Transcribe all the records exactly and omit any images they hold.

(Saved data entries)
========================
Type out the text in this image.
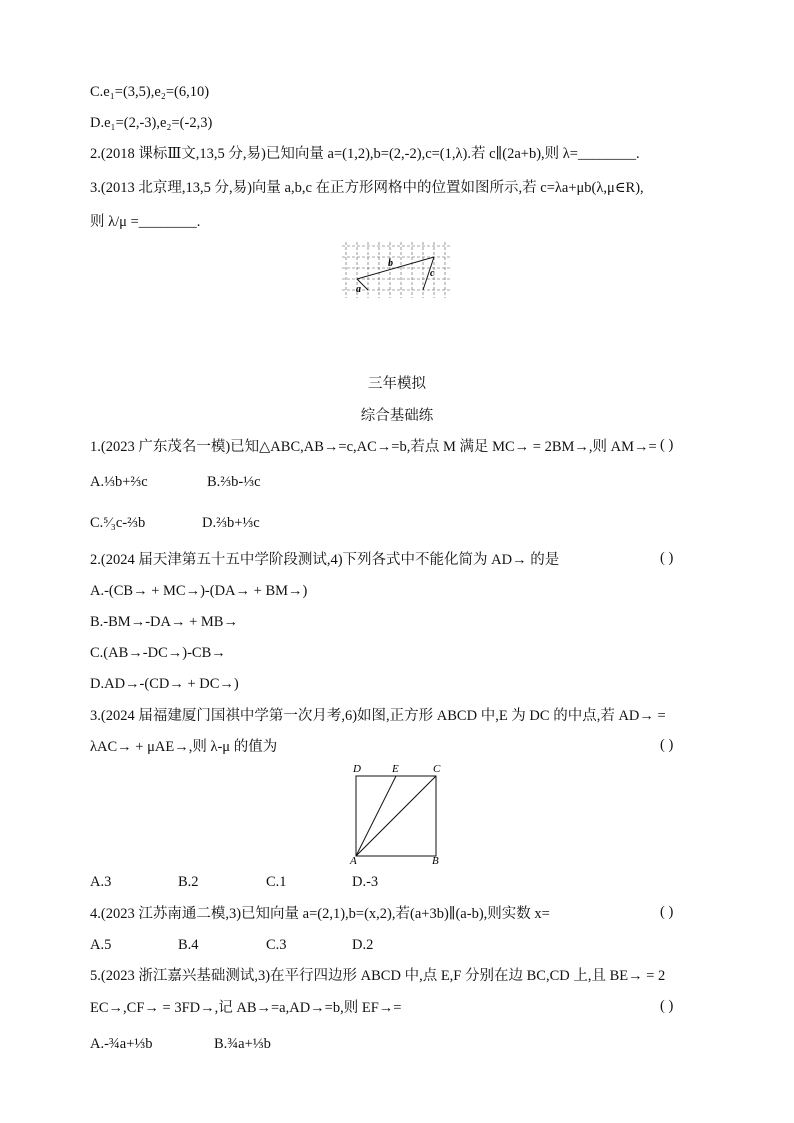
C.e₁=(3,5),e₂=(6,10)
D.e₁=(2,-3),e₂=(-2,3)
2.(2018 课标Ⅲ文,13,5 分,易)已知向量 a=(1,2),b=(2,-2),c=(1,λ).若 c∥(2a+b),则 λ=________.
3.(2013 北京理,13,5 分,易)向量 a,b,c 在正方形网格中的位置如图所示,若 c=λa+μb(λ,μ∈R),
则 λ/μ =________.
b
c
a
三年模拟
综合基础练
1.(2023 广东茂名一模)已知△ABC,AB→=c,AC→=b,若点 M 满足 MC→ = 2BM→,则 AM→= ( )
A.⅓b+⅔c	B.⅔b-⅓c
C.⁵⁄₃c-⅔b	D.⅔b+⅓c
2.(2024 届天津第五十五中学阶段测试,4)下列各式中不能化简为 AD→ 的是	( )
A.-(CB→ + MC→)-(DA→ + BM→)
B.-BM→-DA→ + MB→
C.(AB→-DC→)-CB→
D.AD→-(CD→ + DC→)
3.(2024 届福建厦门国祺中学第一次月考,6)如图,正方形 ABCD 中,E 为 DC 的中点,若 AD→ =
λAC→ + μAE→,则 λ-μ 的值为	( )
D	E	C
A	B
A.3	B.2	C.1	D.-3
4.(2023 江苏南通二模,3)已知向量 a=(2,1),b=(x,2),若(a+3b)∥(a-b),则实数 x=	( )
A.5	B.4	C.3	D.2
5.(2023 浙江嘉兴基础测试,3)在平行四边形 ABCD 中,点 E,F 分别在边 BC,CD 上,且 BE→ = 2
EC→,CF→ = 3FD→,记 AB→=a,AD→=b,则 EF→=	( )
A.-¾a+⅓b	B.¾a+⅓b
========================
Full solution:
Type out the text in this image.
C.e₁=(3,5),e₂=(6,10)
D.e₁=(2,-3),e₂=(-2,3)
2.(2018 课标Ⅲ文,13,5 分,易)已知向量 a=(1,2),b=(2,-2),c=(1,λ).若 c∥(2a+b),则 λ=________.
3.(2013 北京理,13,5 分,易)向量 a,b,c 在正方形网格中的位置如图所示,若 c=λa+μb(λ,μ∈R),
则 λ/μ =________.
b
c
a
三年模拟
综合基础练
1.(2023 广东茂名一模)已知△ABC,AB→=c,AC→=b,若点 M 满足 MC→ = 2BM→,则 AM→= ( )
A.⅓b+⅔c	B.⅔b-⅓c
C.⁵⁄₃c-⅔b	D.⅔b+⅓c
2.(2024 届天津第五十五中学阶段测试,4)下列各式中不能化简为 AD→ 的是	( )
A.-(CB→ + MC→)-(DA→ + BM→)
B.-BM→-DA→ + MB→
C.(AB→-DC→)-CB→
D.AD→-(CD→ + DC→)
3.(2024 届福建厦门国祺中学第一次月考,6)如图,正方形 ABCD 中,E 为 DC 的中点,若 AD→ =
λAC→ + μAE→,则 λ-μ 的值为	( )
D	E	C
A	B
A.3	B.2	C.1	D.-3
4.(2023 江苏南通二模,3)已知向量 a=(2,1),b=(x,2),若(a+3b)∥(a-b),则实数 x=	( )
A.5	B.4	C.3	D.2
5.(2023 浙江嘉兴基础测试,3)在平行四边形 ABCD 中,点 E,F 分别在边 BC,CD 上,且 BE→ = 2
EC→,CF→ = 3FD→,记 AB→=a,AD→=b,则 EF→=	( )
A.-¾a+⅓b	B.¾a+⅓b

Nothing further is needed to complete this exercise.